[Goal]:
Return the records, each one exactly as written.

[Listed records]:
- - -

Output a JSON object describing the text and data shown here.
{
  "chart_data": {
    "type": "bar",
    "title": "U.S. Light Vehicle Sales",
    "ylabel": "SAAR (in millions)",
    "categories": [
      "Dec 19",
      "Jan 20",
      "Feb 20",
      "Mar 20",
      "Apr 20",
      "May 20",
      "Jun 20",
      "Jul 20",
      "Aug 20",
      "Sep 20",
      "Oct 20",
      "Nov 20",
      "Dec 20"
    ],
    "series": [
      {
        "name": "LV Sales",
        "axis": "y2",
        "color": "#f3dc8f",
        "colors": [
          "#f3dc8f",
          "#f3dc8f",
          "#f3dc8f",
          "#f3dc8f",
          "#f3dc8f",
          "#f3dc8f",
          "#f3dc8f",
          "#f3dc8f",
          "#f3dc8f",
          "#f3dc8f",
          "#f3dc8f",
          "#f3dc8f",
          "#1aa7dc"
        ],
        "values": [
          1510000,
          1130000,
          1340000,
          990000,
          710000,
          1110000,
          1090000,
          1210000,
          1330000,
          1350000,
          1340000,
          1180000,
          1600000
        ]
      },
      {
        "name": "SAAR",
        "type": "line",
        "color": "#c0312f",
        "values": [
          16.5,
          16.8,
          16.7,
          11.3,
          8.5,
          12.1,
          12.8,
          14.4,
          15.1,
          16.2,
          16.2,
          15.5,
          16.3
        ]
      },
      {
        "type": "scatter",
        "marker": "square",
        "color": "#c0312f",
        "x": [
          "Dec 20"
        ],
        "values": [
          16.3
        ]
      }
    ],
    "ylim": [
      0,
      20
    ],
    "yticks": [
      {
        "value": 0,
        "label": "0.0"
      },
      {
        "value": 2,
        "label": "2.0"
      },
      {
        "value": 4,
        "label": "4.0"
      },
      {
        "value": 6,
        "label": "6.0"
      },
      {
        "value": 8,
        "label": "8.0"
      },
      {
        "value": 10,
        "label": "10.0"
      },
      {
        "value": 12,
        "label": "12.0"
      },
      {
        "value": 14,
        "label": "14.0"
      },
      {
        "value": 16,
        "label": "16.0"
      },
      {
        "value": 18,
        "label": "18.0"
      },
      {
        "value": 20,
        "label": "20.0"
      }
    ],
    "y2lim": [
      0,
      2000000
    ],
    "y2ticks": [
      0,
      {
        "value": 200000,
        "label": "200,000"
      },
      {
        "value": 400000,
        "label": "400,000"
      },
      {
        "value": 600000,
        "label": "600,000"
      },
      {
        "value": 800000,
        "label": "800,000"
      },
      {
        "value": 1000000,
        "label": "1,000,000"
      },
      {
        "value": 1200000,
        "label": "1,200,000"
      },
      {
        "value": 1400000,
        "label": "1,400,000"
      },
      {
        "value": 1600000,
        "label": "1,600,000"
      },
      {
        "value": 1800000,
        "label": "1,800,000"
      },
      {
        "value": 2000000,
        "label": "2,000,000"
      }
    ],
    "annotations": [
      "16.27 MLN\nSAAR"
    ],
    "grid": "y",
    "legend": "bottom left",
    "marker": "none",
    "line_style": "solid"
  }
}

- - -

[Response to the exercise]:
Output a JSON object describing the text and data shown here.
{
  "chart_data": {
    "type": "bar",
    "title": "U.S. Light Vehicle Sales",
    "ylabel": "SAAR (in millions)",
    "categories": [
      "Dec 19",
      "Jan 20",
      "Feb 20",
      "Mar 20",
      "Apr 20",
      "May 20",
      "Jun 20",
      "Jul 20",
      "Aug 20",
      "Sep 20",
      "Oct 20",
      "Nov 20",
      "Dec 20"
    ],
    "series": [
      {
        "name": "LV Sales",
        "axis": "y2",
        "color": "#f3dc8f",
        "colors": [
          "#f3dc8f",
          "#f3dc8f",
          "#f3dc8f",
          "#f3dc8f",
          "#f3dc8f",
          "#f3dc8f",
          "#f3dc8f",
          "#f3dc8f",
          "#f3dc8f",
          "#f3dc8f",
          "#f3dc8f",
          "#f3dc8f",
          "#1aa7dc"
        ],
        "values": [
          1510000,
          1130000,
          1340000,
          990000,
          710000,
          1110000,
          1090000,
          1210000,
          1330000,
          1350000,
          1340000,
          1180000,
          1600000
        ]
      },
      {
        "name": "SAAR",
        "type": "line",
        "color": "#c0312f",
        "values": [
          16.5,
          16.8,
          16.7,
          11.3,
          8.5,
          12.1,
          12.8,
          14.4,
          15.1,
          16.2,
          16.2,
          15.5,
          16.3
        ]
      },
      {
        "type": "scatter",
        "marker": "square",
        "color": "#c0312f",
        "x": [
          "Dec 20"
        ],
        "values": [
          16.3
        ]
      }
    ],
    "ylim": [
      0,
      20
    ],
    "yticks": [
      {
        "value": 0,
        "label": "0.0"
      },
      {
        "value": 2,
        "label": "2.0"
      },
      {
        "value": 4,
        "label": "4.0"
      },
      {
        "value": 6,
        "label": "6.0"
      },
      {
        "value": 8,
        "label": "8.0"
      },
      {
        "value": 10,
        "label": "10.0"
      },
      {
        "value": 12,
        "label": "12.0"
      },
      {
        "value": 14,
        "label": "14.0"
      },
      {
        "value": 16,
        "label": "16.0"
      },
      {
        "value": 18,
        "label": "18.0"
      },
      {
        "value": 20,
        "label": "20.0"
      }
    ],
    "y2lim": [
      0,
      2000000
    ],
    "y2ticks": [
      0,
      {
        "value": 200000,
        "label": "200,000"
      },
      {
        "value": 400000,
        "label": "400,000"
      },
      {
        "value": 600000,
        "label": "600,000"
      },
      {
        "value": 800000,
        "label": "800,000"
      },
      {
        "value": 1000000,
        "label": "1,000,000"
      },
      {
        "value": 1200000,
        "label": "1,200,000"
      },
      {
        "value": 1400000,
        "label": "1,400,000"
      },
      {
        "value": 1600000,
        "label": "1,600,000"
      },
      {
        "value": 1800000,
        "label": "1,800,000"
      },
      {
        "value": 2000000,
        "label": "2,000,000"
      }
    ],
    "annotations": [
      "16.27 MLN\nSAAR"
    ],
    "grid": "y",
    "legend": "bottom left",
    "marker": "none",
    "line_style": "solid"
  }
}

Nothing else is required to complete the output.